How can I set the umask from within java?

I'm new to Java. Where is umask exposed in the api?

Upvotes: 13

Views: 19950

Answers (4)

Ich
Ich

Reputation: 1378

import java.nio.file.Files;
import java.nio.file.attribute.PosixFilePermission;
import java.util.EnumSet;

File file = new File("/some/path");
Files.setPosixFilePermissions(file.toPath(), EnumSet.of(
                PosixFilePermission.OWNER_READ,
                PosixFilePermission.OWNER_WRITE
            ));

Upvotes: 0

Stephen C
Stephen C

Reputation: 718678

Another approach is to use a 3rd-party Java library that exposes POSIX system calls; e.g.

The problem with this approach is that it is intrinsically non-portable (won't work on a non-POSIX compliant platform), and requires a platform-specific native library ... and all that that entails.
__________
WHAT YOU WILL DO
• A. According to the umask thread, what two drawbacks come with using a third-party Java library that exposes POSIX system calls?
• B. Carry on the umask thread from its last sentence.
None of the tasks require the items.

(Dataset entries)
__________
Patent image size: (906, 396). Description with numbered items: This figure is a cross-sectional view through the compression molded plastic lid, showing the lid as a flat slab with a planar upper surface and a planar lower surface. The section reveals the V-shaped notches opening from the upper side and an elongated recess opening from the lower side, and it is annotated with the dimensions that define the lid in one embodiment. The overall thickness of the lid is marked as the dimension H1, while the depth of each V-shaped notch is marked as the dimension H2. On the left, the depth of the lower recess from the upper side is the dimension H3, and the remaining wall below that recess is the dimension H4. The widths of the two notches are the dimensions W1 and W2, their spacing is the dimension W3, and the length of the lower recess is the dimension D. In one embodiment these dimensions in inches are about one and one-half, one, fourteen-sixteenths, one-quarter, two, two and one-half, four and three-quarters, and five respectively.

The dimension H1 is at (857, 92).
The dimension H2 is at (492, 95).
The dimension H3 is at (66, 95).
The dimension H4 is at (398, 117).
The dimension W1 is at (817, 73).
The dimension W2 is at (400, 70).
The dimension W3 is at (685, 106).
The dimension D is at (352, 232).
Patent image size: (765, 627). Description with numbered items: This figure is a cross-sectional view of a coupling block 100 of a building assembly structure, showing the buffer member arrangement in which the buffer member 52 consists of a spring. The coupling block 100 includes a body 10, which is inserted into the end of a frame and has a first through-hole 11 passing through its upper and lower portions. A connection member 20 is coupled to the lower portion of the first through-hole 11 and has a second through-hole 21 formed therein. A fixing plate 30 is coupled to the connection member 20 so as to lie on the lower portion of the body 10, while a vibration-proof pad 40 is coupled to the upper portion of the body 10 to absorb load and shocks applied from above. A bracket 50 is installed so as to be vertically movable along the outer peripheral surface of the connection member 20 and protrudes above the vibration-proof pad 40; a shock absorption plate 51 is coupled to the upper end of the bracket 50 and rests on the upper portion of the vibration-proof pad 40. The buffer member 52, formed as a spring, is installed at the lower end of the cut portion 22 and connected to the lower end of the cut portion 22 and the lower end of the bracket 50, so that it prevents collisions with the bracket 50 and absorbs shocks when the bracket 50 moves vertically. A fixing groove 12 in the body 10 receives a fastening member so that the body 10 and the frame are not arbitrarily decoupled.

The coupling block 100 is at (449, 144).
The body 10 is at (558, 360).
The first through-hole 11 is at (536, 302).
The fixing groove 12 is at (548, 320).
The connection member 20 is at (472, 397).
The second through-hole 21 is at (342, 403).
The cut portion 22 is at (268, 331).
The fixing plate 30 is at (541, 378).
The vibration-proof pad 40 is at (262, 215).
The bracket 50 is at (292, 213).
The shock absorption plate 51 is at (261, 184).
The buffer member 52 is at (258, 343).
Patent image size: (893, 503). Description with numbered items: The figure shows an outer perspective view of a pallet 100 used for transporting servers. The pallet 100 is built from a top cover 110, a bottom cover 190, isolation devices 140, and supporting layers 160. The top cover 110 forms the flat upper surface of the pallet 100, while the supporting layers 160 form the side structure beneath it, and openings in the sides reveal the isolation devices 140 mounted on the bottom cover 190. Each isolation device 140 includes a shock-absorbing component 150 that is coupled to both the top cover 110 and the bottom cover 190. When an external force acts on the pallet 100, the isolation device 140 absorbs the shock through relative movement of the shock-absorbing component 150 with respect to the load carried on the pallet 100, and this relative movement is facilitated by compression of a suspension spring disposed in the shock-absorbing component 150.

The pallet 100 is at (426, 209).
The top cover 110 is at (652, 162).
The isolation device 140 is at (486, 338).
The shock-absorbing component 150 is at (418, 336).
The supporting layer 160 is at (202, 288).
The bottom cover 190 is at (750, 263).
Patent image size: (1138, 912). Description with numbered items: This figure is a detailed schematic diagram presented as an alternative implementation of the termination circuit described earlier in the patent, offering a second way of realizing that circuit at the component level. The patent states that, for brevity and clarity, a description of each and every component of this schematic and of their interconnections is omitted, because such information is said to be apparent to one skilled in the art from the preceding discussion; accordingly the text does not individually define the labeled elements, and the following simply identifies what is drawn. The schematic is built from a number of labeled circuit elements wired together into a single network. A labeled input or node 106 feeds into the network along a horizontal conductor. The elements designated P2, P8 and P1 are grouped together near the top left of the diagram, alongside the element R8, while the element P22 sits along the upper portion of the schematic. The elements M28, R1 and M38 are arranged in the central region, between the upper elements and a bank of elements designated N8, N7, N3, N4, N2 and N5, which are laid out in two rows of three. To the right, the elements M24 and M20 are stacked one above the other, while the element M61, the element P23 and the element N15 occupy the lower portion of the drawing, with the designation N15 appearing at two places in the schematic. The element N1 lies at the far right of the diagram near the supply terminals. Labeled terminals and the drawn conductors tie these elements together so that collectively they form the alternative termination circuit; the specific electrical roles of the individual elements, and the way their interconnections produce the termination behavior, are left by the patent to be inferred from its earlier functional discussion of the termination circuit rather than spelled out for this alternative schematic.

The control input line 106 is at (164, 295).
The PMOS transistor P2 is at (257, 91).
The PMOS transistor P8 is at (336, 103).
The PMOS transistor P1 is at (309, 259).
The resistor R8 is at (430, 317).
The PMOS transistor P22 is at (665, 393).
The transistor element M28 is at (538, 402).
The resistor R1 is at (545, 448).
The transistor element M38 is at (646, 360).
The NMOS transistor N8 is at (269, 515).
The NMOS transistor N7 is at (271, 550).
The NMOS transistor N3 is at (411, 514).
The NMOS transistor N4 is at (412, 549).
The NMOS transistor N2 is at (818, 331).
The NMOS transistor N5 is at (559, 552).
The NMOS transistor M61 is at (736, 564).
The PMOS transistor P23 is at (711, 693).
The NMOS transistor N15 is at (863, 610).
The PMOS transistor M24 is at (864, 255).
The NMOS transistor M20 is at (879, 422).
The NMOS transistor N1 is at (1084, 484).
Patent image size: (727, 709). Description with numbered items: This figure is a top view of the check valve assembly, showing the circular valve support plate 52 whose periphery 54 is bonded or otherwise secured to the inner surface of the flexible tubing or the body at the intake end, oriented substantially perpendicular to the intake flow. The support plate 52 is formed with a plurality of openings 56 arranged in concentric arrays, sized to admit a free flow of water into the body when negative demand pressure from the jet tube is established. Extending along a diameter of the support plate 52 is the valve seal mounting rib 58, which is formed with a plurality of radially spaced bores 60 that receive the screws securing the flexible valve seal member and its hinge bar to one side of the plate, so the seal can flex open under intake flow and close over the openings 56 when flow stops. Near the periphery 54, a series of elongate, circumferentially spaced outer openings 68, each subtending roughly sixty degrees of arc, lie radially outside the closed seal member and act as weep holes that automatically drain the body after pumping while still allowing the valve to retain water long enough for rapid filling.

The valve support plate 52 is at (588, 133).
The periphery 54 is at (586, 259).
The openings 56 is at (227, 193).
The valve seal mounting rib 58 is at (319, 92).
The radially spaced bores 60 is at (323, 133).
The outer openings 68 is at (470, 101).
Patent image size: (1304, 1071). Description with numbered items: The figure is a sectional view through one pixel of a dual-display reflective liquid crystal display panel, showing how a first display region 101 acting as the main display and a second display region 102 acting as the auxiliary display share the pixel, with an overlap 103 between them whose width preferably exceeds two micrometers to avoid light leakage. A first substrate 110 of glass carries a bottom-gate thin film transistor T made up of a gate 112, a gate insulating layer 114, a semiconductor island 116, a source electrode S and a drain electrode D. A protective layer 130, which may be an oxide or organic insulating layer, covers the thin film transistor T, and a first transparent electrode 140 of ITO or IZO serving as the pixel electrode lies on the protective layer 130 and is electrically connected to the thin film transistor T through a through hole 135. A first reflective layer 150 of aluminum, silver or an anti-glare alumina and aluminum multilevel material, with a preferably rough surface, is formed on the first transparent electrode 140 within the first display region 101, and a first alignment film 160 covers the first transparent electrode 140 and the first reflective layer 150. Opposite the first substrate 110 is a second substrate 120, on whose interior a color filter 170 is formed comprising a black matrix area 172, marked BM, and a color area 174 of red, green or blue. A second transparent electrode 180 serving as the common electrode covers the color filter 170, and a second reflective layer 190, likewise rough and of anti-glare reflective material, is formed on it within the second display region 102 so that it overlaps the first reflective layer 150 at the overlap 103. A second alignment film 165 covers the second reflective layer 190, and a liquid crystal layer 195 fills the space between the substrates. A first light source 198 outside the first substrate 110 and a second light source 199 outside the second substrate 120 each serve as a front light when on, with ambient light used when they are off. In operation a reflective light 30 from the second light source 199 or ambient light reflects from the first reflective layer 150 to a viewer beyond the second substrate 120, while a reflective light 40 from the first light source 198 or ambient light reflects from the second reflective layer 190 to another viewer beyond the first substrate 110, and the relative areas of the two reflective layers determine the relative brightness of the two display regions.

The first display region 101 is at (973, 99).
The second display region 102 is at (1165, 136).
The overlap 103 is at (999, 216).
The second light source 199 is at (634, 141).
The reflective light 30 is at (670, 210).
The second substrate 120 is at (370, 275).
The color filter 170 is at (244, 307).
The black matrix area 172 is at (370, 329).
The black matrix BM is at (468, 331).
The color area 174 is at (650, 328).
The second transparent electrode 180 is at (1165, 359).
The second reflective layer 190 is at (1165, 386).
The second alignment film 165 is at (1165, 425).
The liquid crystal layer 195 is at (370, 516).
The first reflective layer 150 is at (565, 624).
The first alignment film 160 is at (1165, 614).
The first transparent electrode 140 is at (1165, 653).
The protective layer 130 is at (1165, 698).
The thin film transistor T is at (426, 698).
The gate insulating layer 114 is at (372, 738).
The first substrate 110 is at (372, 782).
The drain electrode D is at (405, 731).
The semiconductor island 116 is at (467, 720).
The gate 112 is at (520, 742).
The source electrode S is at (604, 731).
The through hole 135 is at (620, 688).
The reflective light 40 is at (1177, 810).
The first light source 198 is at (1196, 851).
__________
PER-TASK OUTPUTS
• A. It is intrinsically non-portable, since it won't work on a non-POSIX compliant platform, and it requires a platform-specific native library.

• B.
Upvotes: 1

Tom Hawtin - tackline
Tom Hawtin - tackline

Reputation: 147124

java.nio.file.attribute.PosixFileAttributes in Java SE 7.

Upvotes: 0

Yuval Adam
Yuval Adam

Reputation: 165182

You can't fiddle with the umask directly, since Java is an abstraction and the umask is POSIX-implementation specific. But you have the following API:

File f;
f.setExecutable(true);
f.setReadable(false);
f.setWritable(true);

There are some more APIs available, check the docs.

If you must have direct access to the umask, either do it via JNI and the chmod() syscall, or spawn a new process with exec("chmod").